■ **Entries supplied**
'''

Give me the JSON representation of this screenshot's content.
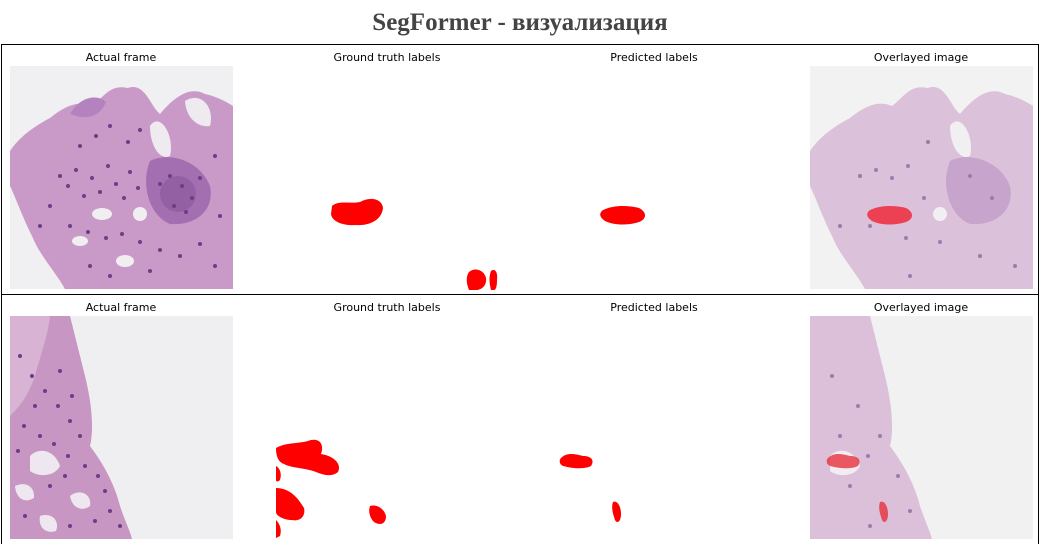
{
  "page": {
    "title": "SegFormer - визуализация"
  },
  "rows": [
    {
      "panels": [
        {
          "title": "Actual frame"
        },
        {
          "title": "Ground truth labels"
        },
        {
          "title": "Predicted labels"
        },
        {
          "title": "Overlayed image"
        }
      ]
    },
    {
      "panels": [
        {
          "title": "Actual frame"
        },
        {
          "title": "Ground truth labels"
        },
        {
          "title": "Predicted labels"
        },
        {
          "title": "Overlayed image"
        }
      ]
    }
  ],
  "colors": {
    "mask": "#ff0000",
    "tissue_pink": "#c99ac8",
    "tissue_purple": "#7f5596",
    "background_tissue": "#f1f0f1",
    "title_text": "#444444"
  }
}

'''

■ **Short task**
Go through the listing above and quote it exactly, apart from its images.

■ **The reply**
Give me the JSON representation of this screenshot's content.
{
  "page": {
    "title": "SegFormer - визуализация"
  },
  "rows": [
    {
      "panels": [
        {
          "title": "Actual frame"
        },
        {
          "title": "Ground truth labels"
        },
        {
          "title": "Predicted labels"
        },
        {
          "title": "Overlayed image"
        }
      ]
    },
    {
      "panels": [
        {
          "title": "Actual frame"
        },
        {
          "title": "Ground truth labels"
        },
        {
          "title": "Predicted labels"
        },
        {
          "title": "Overlayed image"
        }
      ]
    }
  ],
  "colors": {
    "mask": "#ff0000",
    "tissue_pink": "#c99ac8",
    "tissue_purple": "#7f5596",
    "background_tissue": "#f1f0f1",
    "title_text": "#444444"
  }
}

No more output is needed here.